:: Do this ::
Return the records that follow, matching each one exactly.

:: Exercise material ::
##########

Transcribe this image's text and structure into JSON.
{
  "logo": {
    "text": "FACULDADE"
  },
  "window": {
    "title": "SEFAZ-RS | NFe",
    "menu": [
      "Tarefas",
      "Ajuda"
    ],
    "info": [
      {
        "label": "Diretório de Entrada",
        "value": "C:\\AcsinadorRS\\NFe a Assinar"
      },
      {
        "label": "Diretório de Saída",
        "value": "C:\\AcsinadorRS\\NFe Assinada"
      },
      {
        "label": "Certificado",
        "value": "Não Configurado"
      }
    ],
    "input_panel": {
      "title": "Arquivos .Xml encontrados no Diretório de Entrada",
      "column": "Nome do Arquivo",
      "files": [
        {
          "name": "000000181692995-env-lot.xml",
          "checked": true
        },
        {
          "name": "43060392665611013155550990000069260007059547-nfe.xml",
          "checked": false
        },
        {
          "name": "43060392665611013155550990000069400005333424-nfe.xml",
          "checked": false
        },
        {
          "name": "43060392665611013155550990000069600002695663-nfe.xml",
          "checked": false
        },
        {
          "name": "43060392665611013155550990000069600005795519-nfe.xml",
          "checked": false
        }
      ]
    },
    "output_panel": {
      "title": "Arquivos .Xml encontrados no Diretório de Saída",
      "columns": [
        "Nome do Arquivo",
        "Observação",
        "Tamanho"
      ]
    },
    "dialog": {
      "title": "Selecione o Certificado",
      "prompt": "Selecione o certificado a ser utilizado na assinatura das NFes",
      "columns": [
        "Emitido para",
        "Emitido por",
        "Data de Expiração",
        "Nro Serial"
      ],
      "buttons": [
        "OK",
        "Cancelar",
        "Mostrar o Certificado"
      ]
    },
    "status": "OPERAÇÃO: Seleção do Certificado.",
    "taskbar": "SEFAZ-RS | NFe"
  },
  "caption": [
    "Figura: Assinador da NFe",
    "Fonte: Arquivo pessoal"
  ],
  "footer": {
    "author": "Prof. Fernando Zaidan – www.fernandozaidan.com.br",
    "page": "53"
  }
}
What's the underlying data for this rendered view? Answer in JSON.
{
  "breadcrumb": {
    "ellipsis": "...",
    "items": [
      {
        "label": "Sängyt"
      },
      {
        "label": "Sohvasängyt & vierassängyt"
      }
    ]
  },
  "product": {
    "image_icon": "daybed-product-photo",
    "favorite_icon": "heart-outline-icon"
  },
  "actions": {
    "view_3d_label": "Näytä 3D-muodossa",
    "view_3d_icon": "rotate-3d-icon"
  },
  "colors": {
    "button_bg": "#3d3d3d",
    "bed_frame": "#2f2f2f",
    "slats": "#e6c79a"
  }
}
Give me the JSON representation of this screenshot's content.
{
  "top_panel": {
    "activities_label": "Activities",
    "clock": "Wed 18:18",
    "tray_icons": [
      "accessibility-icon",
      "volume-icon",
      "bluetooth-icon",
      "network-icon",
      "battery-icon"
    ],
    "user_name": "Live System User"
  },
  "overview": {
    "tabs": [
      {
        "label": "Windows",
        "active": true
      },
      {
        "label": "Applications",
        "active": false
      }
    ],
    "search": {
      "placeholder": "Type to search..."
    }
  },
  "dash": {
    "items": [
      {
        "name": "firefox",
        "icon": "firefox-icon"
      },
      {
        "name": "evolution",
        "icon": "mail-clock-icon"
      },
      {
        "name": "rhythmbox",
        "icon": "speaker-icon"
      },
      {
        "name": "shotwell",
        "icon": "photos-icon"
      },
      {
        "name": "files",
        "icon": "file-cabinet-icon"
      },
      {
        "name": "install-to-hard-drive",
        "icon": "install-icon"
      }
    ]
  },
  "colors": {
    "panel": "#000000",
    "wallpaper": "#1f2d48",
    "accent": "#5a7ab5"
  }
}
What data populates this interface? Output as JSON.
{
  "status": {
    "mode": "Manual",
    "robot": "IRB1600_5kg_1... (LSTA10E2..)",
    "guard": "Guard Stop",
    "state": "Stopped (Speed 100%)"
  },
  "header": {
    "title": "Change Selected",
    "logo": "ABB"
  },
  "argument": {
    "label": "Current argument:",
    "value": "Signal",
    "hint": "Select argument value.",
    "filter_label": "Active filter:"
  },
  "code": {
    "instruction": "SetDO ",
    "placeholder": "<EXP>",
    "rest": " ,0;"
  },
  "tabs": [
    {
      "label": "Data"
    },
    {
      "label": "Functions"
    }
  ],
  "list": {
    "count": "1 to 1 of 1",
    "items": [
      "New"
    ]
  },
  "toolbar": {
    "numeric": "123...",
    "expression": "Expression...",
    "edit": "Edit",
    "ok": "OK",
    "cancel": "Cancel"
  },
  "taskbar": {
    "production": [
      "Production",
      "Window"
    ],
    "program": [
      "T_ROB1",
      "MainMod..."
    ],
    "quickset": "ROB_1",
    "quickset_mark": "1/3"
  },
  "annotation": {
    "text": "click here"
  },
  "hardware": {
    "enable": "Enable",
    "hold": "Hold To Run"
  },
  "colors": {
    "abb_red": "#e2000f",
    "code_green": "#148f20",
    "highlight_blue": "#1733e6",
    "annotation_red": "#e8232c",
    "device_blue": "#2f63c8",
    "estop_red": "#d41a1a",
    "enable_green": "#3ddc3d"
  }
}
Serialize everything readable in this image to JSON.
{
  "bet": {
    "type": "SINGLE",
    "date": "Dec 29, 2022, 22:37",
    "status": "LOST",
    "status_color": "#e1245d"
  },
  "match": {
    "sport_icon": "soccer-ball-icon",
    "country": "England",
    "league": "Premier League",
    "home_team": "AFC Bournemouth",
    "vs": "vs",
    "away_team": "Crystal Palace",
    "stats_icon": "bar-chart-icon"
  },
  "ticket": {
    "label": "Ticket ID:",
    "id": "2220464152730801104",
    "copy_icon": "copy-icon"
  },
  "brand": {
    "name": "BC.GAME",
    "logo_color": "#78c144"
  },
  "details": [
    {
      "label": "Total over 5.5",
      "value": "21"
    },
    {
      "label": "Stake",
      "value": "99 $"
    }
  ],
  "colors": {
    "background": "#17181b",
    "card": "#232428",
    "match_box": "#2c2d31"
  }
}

##########

:: Output below ::
Transcribe this image's text and structure into JSON.
{
  "logo": {
    "text": "FACULDADE"
  },
  "window": {
    "title": "SEFAZ-RS | NFe",
    "menu": [
      "Tarefas",
      "Ajuda"
    ],
    "info": [
      {
        "label": "Diretório de Entrada",
        "value": "C:\\AcsinadorRS\\NFe a Assinar"
      },
      {
        "label": "Diretório de Saída",
        "value": "C:\\AcsinadorRS\\NFe Assinada"
      },
      {
        "label": "Certificado",
        "value": "Não Configurado"
      }
    ],
    "input_panel": {
      "title": "Arquivos .Xml encontrados no Diretório de Entrada",
      "column": "Nome do Arquivo",
      "files": [
        {
          "name": "000000181692995-env-lot.xml",
          "checked": true
        },
        {
          "name": "43060392665611013155550990000069260007059547-nfe.xml",
          "checked": false
        },
        {
          "name": "43060392665611013155550990000069400005333424-nfe.xml",
          "checked": false
        },
        {
          "name": "43060392665611013155550990000069600002695663-nfe.xml",
          "checked": false
        },
        {
          "name": "43060392665611013155550990000069600005795519-nfe.xml",
          "checked": false
        }
      ]
    },
    "output_panel": {
      "title": "Arquivos .Xml encontrados no Diretório de Saída",
      "columns": [
        "Nome do Arquivo",
        "Observação",
        "Tamanho"
      ]
    },
    "dialog": {
      "title": "Selecione o Certificado",
      "prompt": "Selecione o certificado a ser utilizado na assinatura das NFes",
      "columns": [
        "Emitido para",
        "Emitido por",
        "Data de Expiração",
        "Nro Serial"
      ],
      "buttons": [
        "OK",
        "Cancelar",
        "Mostrar o Certificado"
      ]
    },
    "status": "OPERAÇÃO: Seleção do Certificado.",
    "taskbar": "SEFAZ-RS | NFe"
  },
  "caption": [
    "Figura: Assinador da NFe",
    "Fonte: Arquivo pessoal"
  ],
  "footer": {
    "author": "Prof. Fernando Zaidan – www.fernandozaidan.com.br",
    "page": "53"
  }
}
What's the underlying data for this rendered view? Answer in JSON.
{
  "breadcrumb": {
    "ellipsis": "...",
    "items": [
      {
        "label": "Sängyt"
      },
      {
        "label": "Sohvasängyt & vierassängyt"
      }
    ]
  },
  "product": {
    "image_icon": "daybed-product-photo",
    "favorite_icon": "heart-outline-icon"
  },
  "actions": {
    "view_3d_label": "Näytä 3D-muodossa",
    "view_3d_icon": "rotate-3d-icon"
  },
  "colors": {
    "button_bg": "#3d3d3d",
    "bed_frame": "#2f2f2f",
    "slats": "#e6c79a"
  }
}
Give me the JSON representation of this screenshot's content.
{
  "top_panel": {
    "activities_label": "Activities",
    "clock": "Wed 18:18",
    "tray_icons": [
      "accessibility-icon",
      "volume-icon",
      "bluetooth-icon",
      "network-icon",
      "battery-icon"
    ],
    "user_name": "Live System User"
  },
  "overview": {
    "tabs": [
      {
        "label": "Windows",
        "active": true
      },
      {
        "label": "Applications",
        "active": false
      }
    ],
    "search": {
      "placeholder": "Type to search..."
    }
  },
  "dash": {
    "items": [
      {
        "name": "firefox",
        "icon": "firefox-icon"
      },
      {
        "name": "evolution",
        "icon": "mail-clock-icon"
      },
      {
        "name": "rhythmbox",
        "icon": "speaker-icon"
      },
      {
        "name": "shotwell",
        "icon": "photos-icon"
      },
      {
        "name": "files",
        "icon": "file-cabinet-icon"
      },
      {
        "name": "install-to-hard-drive",
        "icon": "install-icon"
      }
    ]
  },
  "colors": {
    "panel": "#000000",
    "wallpaper": "#1f2d48",
    "accent": "#5a7ab5"
  }
}
What data populates this interface? Output as JSON.
{
  "status": {
    "mode": "Manual",
    "robot": "IRB1600_5kg_1... (LSTA10E2..)",
    "guard": "Guard Stop",
    "state": "Stopped (Speed 100%)"
  },
  "header": {
    "title": "Change Selected",
    "logo": "ABB"
  },
  "argument": {
    "label": "Current argument:",
    "value": "Signal",
    "hint": "Select argument value.",
    "filter_label": "Active filter:"
  },
  "code": {
    "instruction": "SetDO ",
    "placeholder": "<EXP>",
    "rest": " ,0;"
  },
  "tabs": [
    {
      "label": "Data"
    },
    {
      "label": "Functions"
    }
  ],
  "list": {
    "count": "1 to 1 of 1",
    "items": [
      "New"
    ]
  },
  "toolbar": {
    "numeric": "123...",
    "expression": "Expression...",
    "edit": "Edit",
    "ok": "OK",
    "cancel": "Cancel"
  },
  "taskbar": {
    "production": [
      "Production",
      "Window"
    ],
    "program": [
      "T_ROB1",
      "MainMod..."
    ],
    "quickset": "ROB_1",
    "quickset_mark": "1/3"
  },
  "annotation": {
    "text": "click here"
  },
  "hardware": {
    "enable": "Enable",
    "hold": "Hold To Run"
  },
  "colors": {
    "abb_red": "#e2000f",
    "code_green": "#148f20",
    "highlight_blue": "#1733e6",
    "annotation_red": "#e8232c",
    "device_blue": "#2f63c8",
    "estop_red": "#d41a1a",
    "enable_green": "#3ddc3d"
  }
}
Serialize everything readable in this image to JSON.
{
  "bet": {
    "type": "SINGLE",
    "date": "Dec 29, 2022, 22:37",
    "status": "LOST",
    "status_color": "#e1245d"
  },
  "match": {
    "sport_icon": "soccer-ball-icon",
    "country": "England",
    "league": "Premier League",
    "home_team": "AFC Bournemouth",
    "vs": "vs",
    "away_team": "Crystal Palace",
    "stats_icon": "bar-chart-icon"
  },
  "ticket": {
    "label": "Ticket ID:",
    "id": "2220464152730801104",
    "copy_icon": "copy-icon"
  },
  "brand": {
    "name": "BC.GAME",
    "logo_color": "#78c144"
  },
  "details": [
    {
      "label": "Total over 5.5",
      "value": "21"
    },
    {
      "label": "Stake",
      "value": "99 $"
    }
  ],
  "colors": {
    "background": "#17181b",
    "card": "#232428",
    "match_box": "#2c2d31"
  }
}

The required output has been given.